-- Excerpted records start --

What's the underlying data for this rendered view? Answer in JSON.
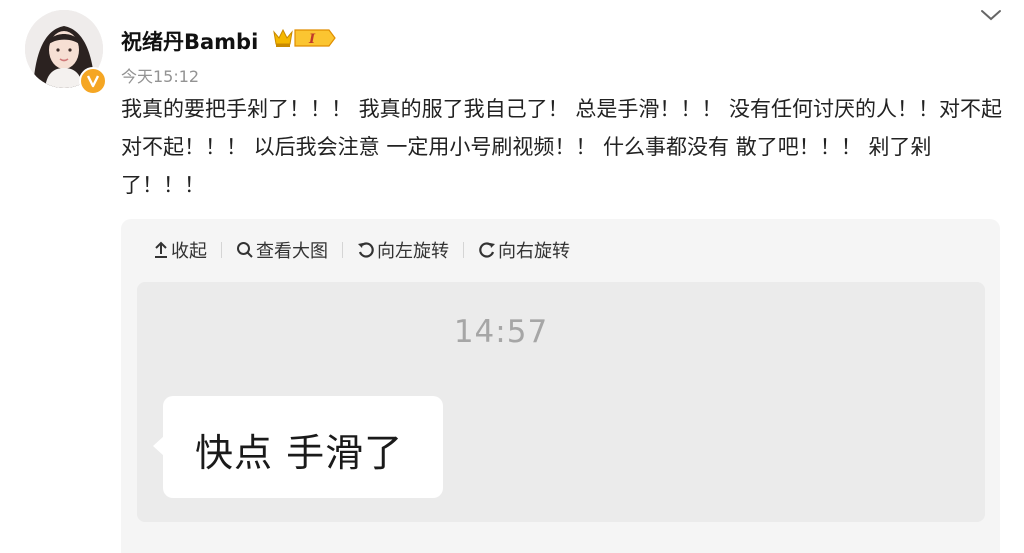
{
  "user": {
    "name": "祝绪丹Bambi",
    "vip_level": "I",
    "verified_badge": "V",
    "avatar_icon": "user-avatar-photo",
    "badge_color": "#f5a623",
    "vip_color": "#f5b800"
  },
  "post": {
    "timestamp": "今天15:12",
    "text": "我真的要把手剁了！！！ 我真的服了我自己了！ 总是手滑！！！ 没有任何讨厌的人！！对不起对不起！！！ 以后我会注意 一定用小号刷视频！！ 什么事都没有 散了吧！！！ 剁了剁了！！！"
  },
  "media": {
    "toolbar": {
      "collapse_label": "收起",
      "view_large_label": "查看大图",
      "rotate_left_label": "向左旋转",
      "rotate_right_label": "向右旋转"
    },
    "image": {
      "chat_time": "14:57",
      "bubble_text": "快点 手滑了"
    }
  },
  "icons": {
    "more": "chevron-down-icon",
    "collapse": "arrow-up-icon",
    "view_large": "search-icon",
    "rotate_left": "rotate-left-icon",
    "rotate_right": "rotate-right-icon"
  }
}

-- Excerpted records end --
-- Excerpted records start --

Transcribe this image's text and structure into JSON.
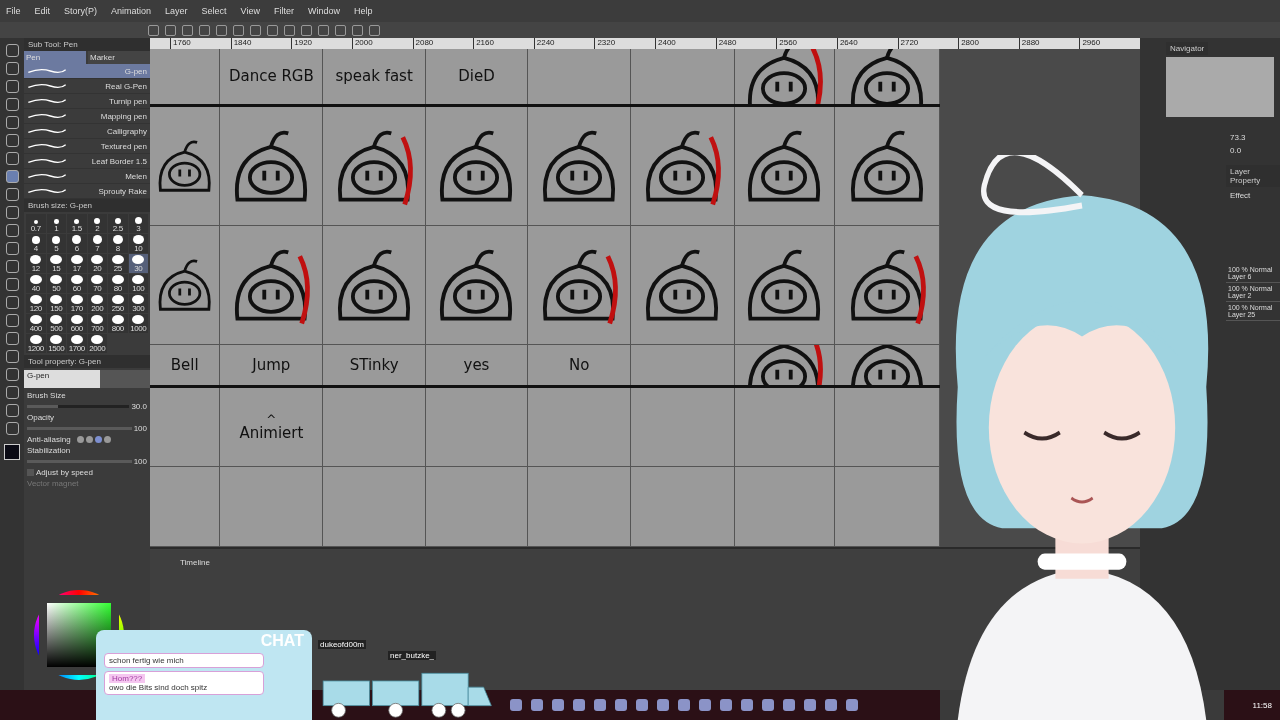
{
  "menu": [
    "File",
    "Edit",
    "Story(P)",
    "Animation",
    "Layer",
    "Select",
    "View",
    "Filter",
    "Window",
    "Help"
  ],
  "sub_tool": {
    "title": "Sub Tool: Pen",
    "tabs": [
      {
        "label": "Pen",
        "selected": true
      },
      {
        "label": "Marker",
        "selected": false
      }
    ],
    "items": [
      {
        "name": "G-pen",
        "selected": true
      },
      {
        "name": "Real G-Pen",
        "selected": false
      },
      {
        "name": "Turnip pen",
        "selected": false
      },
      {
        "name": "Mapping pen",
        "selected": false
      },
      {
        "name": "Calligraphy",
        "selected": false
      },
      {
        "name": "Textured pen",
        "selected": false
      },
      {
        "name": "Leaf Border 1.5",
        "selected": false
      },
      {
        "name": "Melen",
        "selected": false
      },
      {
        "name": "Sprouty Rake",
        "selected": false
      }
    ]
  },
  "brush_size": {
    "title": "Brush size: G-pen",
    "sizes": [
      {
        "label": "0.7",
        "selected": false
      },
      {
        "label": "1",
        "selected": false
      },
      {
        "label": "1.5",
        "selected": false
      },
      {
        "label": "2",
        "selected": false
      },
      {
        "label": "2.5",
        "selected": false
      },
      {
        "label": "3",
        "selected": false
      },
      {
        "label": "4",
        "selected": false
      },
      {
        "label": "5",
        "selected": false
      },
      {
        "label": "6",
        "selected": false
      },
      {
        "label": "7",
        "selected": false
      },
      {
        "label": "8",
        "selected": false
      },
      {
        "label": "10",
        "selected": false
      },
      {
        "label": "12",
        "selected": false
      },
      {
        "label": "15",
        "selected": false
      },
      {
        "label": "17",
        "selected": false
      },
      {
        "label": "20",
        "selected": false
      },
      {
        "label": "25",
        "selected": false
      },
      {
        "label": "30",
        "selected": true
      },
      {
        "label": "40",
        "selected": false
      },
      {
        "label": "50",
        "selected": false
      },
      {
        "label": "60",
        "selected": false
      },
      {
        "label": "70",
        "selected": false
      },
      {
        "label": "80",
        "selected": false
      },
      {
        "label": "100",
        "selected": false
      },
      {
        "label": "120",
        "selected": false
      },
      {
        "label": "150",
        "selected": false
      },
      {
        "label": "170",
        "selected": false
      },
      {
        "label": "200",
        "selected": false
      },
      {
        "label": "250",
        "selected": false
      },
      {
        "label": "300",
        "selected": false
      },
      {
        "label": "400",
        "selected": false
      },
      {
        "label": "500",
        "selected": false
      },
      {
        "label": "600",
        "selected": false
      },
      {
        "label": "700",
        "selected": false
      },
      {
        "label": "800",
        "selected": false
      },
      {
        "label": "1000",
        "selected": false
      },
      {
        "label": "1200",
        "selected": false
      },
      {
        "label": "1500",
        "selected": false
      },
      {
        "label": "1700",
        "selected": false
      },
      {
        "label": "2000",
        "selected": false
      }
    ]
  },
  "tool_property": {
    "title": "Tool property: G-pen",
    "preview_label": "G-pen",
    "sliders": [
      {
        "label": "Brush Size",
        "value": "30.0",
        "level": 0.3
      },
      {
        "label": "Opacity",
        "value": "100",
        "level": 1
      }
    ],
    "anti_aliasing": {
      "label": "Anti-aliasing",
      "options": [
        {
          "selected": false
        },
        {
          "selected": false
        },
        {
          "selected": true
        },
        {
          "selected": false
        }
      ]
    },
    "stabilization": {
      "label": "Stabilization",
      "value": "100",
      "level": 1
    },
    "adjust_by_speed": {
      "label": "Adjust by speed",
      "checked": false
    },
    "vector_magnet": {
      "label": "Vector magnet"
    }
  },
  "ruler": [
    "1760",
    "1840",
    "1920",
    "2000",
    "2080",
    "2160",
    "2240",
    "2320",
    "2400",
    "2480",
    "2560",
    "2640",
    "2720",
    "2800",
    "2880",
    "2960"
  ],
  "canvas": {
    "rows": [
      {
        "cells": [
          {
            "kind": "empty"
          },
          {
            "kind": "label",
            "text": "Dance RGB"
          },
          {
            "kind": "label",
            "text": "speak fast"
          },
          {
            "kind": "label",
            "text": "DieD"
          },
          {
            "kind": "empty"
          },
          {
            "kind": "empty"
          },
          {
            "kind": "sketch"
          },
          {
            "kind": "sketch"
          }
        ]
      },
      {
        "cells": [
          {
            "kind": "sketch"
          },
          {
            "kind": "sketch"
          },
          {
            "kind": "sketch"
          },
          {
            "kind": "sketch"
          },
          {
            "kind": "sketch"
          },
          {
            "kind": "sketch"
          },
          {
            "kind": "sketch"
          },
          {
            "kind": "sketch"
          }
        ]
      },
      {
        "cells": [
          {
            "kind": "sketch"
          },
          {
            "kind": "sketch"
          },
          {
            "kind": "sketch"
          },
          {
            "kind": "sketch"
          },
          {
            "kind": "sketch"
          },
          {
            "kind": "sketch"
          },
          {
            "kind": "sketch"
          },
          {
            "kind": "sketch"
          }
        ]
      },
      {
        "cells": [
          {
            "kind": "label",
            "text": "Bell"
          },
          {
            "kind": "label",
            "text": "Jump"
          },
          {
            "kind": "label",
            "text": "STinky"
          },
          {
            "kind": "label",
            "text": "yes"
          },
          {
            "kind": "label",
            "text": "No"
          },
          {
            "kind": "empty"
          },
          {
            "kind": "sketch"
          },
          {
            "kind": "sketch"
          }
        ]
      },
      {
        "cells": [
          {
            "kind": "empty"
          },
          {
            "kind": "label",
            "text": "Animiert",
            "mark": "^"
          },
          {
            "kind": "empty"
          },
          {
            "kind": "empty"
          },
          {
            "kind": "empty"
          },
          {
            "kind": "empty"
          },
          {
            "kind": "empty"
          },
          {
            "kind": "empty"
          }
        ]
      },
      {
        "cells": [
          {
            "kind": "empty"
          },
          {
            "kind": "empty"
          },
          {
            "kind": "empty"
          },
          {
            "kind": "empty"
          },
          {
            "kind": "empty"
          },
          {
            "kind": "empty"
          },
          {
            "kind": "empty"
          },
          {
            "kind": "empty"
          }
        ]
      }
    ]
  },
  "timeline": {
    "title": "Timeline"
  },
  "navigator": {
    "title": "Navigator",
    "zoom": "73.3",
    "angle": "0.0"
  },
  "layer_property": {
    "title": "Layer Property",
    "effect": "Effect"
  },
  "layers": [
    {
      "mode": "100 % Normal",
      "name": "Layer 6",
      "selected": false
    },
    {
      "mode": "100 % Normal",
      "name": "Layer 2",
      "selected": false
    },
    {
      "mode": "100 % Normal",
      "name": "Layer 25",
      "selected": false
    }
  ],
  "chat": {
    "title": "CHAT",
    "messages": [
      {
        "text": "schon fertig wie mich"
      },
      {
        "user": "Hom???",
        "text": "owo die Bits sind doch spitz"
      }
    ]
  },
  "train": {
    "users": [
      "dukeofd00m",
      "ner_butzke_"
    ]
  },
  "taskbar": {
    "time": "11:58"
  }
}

-- Excerpted records end --

Across the data, tally the lines containing "title" and give back the number alone.

7